Task instructions
Find and copy each line of the records where the string "Pier" shows up.

Given records

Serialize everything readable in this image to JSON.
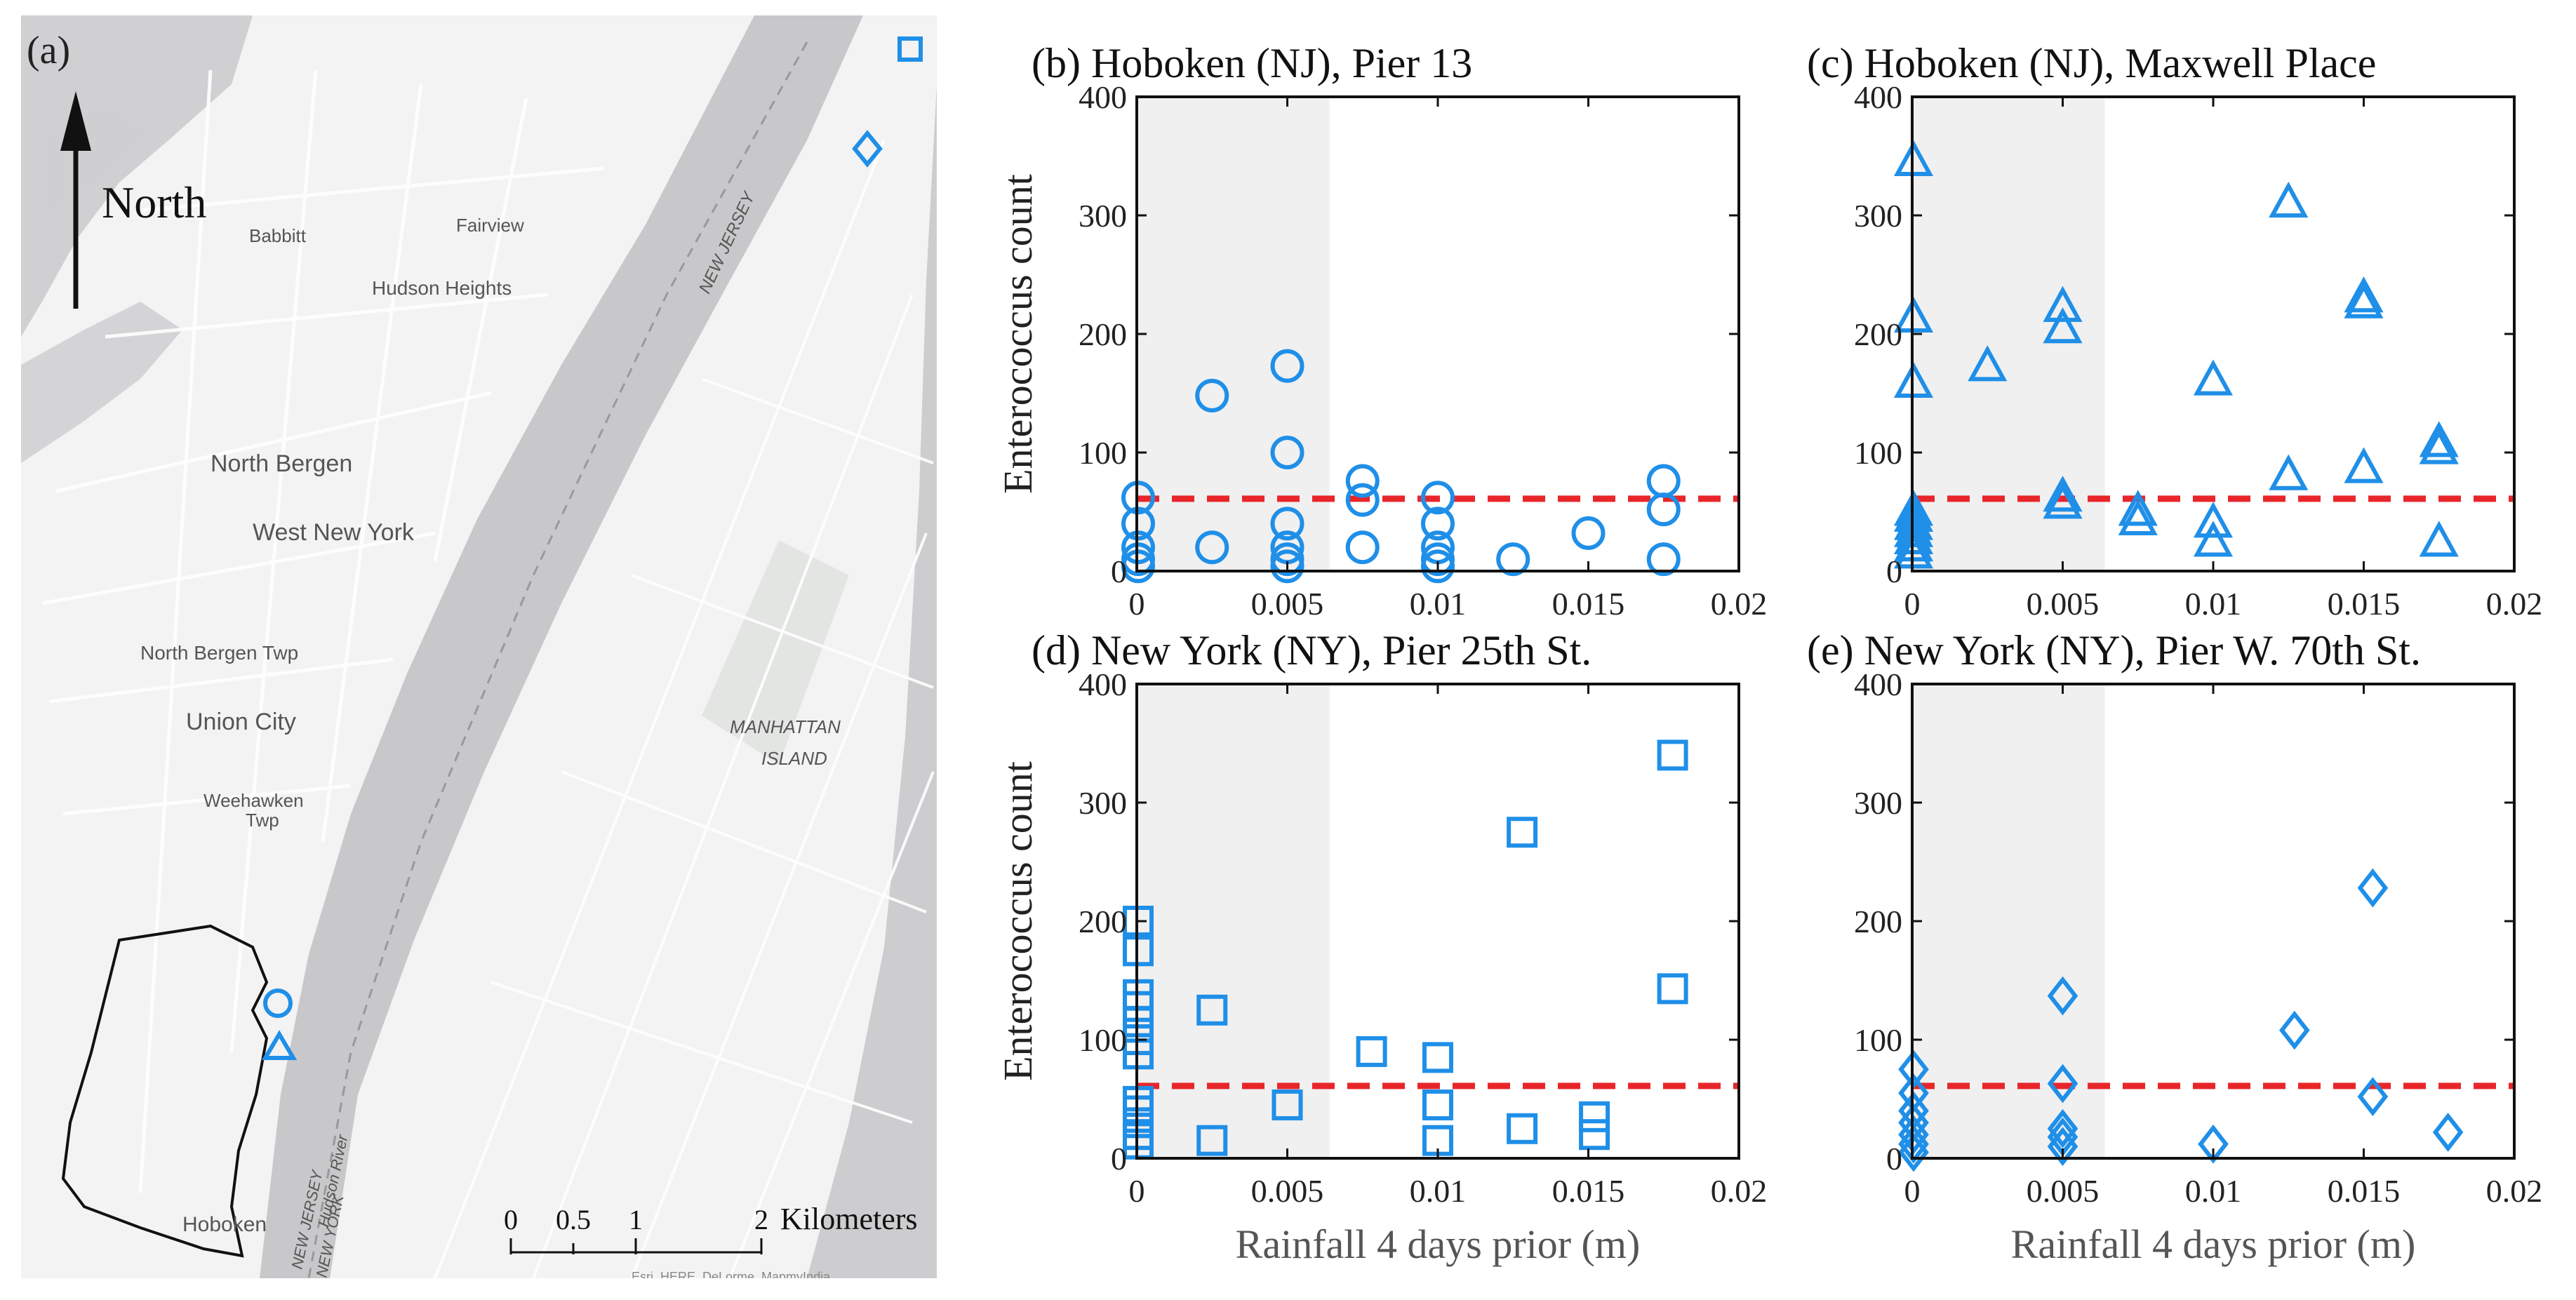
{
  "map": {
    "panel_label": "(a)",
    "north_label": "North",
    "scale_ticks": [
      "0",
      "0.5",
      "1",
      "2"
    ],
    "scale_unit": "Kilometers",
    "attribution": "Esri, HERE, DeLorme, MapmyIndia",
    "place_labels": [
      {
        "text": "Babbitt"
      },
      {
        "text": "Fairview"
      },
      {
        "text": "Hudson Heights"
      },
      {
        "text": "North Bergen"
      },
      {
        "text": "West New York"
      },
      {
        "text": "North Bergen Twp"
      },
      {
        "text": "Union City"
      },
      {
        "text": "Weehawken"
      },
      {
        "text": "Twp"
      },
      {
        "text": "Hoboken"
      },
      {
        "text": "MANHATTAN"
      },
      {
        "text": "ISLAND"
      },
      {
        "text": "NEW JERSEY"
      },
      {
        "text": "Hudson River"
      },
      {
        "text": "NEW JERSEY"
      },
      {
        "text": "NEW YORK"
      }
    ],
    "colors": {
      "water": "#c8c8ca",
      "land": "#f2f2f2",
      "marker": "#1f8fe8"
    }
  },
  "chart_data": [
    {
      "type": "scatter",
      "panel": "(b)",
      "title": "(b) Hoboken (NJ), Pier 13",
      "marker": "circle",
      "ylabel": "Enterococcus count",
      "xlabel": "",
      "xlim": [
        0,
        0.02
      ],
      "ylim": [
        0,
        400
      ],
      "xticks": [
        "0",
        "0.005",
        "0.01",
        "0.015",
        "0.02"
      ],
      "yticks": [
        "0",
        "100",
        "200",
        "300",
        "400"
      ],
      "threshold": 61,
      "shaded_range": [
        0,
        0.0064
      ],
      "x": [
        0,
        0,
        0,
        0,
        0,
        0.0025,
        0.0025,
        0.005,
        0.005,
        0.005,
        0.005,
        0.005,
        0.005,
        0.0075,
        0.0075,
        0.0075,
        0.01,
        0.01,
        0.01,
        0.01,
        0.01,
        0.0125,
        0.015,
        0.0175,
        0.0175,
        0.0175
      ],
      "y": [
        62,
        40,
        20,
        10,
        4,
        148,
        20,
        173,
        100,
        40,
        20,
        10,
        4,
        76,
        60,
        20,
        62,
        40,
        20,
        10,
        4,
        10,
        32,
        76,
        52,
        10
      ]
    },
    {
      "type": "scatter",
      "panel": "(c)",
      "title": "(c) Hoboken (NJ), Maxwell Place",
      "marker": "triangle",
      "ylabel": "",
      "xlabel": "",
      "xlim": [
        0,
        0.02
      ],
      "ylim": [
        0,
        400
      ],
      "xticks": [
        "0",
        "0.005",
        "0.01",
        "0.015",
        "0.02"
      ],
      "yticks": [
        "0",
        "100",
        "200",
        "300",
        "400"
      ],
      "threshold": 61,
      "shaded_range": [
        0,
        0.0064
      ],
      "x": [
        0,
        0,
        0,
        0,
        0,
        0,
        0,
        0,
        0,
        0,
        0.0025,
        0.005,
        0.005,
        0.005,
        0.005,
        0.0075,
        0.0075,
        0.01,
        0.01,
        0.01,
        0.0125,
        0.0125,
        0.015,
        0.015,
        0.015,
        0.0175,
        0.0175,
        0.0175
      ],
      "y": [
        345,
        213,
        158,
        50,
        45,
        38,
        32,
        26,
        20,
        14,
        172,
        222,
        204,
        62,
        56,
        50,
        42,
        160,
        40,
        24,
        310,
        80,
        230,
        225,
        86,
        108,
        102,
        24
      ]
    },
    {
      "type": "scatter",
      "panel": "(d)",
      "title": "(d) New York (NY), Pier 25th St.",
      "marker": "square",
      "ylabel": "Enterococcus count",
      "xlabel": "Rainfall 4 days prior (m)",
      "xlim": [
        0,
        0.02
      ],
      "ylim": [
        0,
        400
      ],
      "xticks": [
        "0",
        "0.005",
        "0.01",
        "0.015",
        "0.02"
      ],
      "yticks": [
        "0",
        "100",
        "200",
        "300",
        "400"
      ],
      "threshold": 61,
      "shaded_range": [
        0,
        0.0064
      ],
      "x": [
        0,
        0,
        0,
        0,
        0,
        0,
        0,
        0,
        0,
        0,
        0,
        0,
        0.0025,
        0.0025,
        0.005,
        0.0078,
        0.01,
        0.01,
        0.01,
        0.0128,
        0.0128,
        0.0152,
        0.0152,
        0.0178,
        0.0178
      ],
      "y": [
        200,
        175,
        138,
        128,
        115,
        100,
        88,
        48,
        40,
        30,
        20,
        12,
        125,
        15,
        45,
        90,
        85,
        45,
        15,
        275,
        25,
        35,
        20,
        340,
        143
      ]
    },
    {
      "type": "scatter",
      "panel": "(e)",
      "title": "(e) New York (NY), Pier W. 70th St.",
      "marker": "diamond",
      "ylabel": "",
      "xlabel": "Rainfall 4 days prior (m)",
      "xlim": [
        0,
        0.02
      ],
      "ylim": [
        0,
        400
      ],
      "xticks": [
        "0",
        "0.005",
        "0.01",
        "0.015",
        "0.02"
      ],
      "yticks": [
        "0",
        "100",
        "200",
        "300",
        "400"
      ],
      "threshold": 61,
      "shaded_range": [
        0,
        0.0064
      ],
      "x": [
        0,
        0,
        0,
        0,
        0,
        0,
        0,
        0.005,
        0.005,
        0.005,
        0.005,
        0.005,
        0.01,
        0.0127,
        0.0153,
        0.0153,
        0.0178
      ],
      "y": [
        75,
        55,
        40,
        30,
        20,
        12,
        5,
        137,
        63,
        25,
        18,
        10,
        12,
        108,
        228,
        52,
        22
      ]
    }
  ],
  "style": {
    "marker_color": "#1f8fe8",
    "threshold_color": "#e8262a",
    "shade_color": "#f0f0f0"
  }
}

==

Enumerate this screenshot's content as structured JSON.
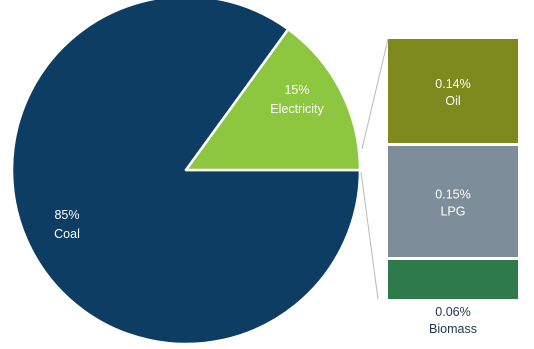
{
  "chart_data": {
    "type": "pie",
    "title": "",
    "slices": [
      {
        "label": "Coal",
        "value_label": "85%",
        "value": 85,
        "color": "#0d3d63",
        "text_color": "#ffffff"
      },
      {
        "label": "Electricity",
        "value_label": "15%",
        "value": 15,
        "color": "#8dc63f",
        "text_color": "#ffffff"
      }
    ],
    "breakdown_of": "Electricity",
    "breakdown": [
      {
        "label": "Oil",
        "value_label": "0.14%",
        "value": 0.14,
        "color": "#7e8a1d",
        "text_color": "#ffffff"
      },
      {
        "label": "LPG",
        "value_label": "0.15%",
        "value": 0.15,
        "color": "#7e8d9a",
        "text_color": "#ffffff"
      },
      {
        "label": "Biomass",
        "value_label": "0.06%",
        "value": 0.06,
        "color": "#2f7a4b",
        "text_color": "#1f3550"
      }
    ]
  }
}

==

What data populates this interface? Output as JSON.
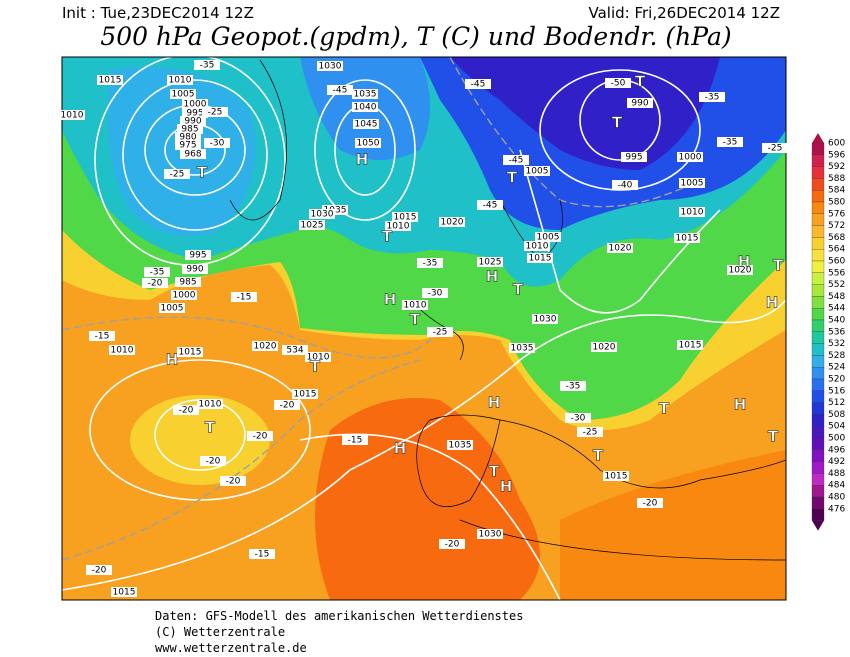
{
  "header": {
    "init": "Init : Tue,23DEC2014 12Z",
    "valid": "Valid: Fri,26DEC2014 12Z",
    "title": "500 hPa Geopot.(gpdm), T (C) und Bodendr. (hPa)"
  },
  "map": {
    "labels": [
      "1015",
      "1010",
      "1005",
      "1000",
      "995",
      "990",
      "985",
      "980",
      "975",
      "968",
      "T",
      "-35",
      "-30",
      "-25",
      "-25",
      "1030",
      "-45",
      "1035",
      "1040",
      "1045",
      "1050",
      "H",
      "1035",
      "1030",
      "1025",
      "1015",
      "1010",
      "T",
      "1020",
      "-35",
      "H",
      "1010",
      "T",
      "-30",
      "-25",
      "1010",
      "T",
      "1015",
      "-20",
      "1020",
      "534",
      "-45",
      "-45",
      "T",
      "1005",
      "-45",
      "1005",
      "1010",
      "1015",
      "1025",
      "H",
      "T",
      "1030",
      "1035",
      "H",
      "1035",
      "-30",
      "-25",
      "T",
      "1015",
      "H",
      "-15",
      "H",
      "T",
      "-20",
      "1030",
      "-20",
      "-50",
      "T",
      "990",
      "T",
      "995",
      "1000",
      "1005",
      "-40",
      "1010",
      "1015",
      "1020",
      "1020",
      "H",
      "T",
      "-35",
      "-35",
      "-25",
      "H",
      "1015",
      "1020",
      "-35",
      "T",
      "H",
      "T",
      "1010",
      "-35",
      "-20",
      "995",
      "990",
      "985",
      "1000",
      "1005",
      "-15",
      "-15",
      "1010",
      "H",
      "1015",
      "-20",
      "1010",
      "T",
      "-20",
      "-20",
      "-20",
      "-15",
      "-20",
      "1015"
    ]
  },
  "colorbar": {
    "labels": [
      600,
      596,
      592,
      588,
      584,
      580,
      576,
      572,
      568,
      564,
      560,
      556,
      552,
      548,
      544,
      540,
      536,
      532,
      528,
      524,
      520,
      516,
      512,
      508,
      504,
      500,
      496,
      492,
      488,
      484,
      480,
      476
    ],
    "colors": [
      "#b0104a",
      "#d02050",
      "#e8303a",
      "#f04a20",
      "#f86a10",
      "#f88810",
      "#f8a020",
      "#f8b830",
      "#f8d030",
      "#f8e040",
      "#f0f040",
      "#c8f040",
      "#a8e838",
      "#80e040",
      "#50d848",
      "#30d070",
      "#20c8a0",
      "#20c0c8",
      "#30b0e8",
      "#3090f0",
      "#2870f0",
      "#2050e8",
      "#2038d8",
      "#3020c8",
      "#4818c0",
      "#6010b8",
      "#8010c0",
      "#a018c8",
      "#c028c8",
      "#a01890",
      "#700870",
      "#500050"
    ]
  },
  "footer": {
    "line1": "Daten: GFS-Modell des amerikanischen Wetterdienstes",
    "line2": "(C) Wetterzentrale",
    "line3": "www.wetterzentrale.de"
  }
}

Task output
      "title": "(b) Hoboken (NJ), Pier 13",
      "title": "(d) New York (NY), Pier 25th St.",
      "title": "(e) New York (NY), Pier W. 70th St.",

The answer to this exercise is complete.